TO DO:
Repeat every line below exactly, word for word.

* Start *

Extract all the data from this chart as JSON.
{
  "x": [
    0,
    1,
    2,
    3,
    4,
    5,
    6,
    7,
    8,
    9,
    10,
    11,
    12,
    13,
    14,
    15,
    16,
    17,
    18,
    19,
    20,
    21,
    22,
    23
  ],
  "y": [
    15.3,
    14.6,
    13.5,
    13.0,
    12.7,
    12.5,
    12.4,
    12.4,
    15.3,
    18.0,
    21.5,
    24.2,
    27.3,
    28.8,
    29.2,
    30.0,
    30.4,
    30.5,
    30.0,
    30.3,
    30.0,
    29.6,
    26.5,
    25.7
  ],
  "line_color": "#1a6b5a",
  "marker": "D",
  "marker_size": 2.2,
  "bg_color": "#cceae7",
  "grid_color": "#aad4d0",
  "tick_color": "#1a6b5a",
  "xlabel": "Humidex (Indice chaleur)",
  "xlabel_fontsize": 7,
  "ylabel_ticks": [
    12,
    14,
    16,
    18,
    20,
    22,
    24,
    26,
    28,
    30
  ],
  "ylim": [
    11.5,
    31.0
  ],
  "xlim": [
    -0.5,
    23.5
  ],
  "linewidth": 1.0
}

* End *

FINAL RESULT:
Extract all the data from this chart as JSON.
{
  "x": [
    0,
    1,
    2,
    3,
    4,
    5,
    6,
    7,
    8,
    9,
    10,
    11,
    12,
    13,
    14,
    15,
    16,
    17,
    18,
    19,
    20,
    21,
    22,
    23
  ],
  "y": [
    15.3,
    14.6,
    13.5,
    13.0,
    12.7,
    12.5,
    12.4,
    12.4,
    15.3,
    18.0,
    21.5,
    24.2,
    27.3,
    28.8,
    29.2,
    30.0,
    30.4,
    30.5,
    30.0,
    30.3,
    30.0,
    29.6,
    26.5,
    25.7
  ],
  "line_color": "#1a6b5a",
  "marker": "D",
  "marker_size": 2.2,
  "bg_color": "#cceae7",
  "grid_color": "#aad4d0",
  "tick_color": "#1a6b5a",
  "xlabel": "Humidex (Indice chaleur)",
  "xlabel_fontsize": 7,
  "ylabel_ticks": [
    12,
    14,
    16,
    18,
    20,
    22,
    24,
    26,
    28,
    30
  ],
  "ylim": [
    11.5,
    31.0
  ],
  "xlim": [
    -0.5,
    23.5
  ],
  "linewidth": 1.0
}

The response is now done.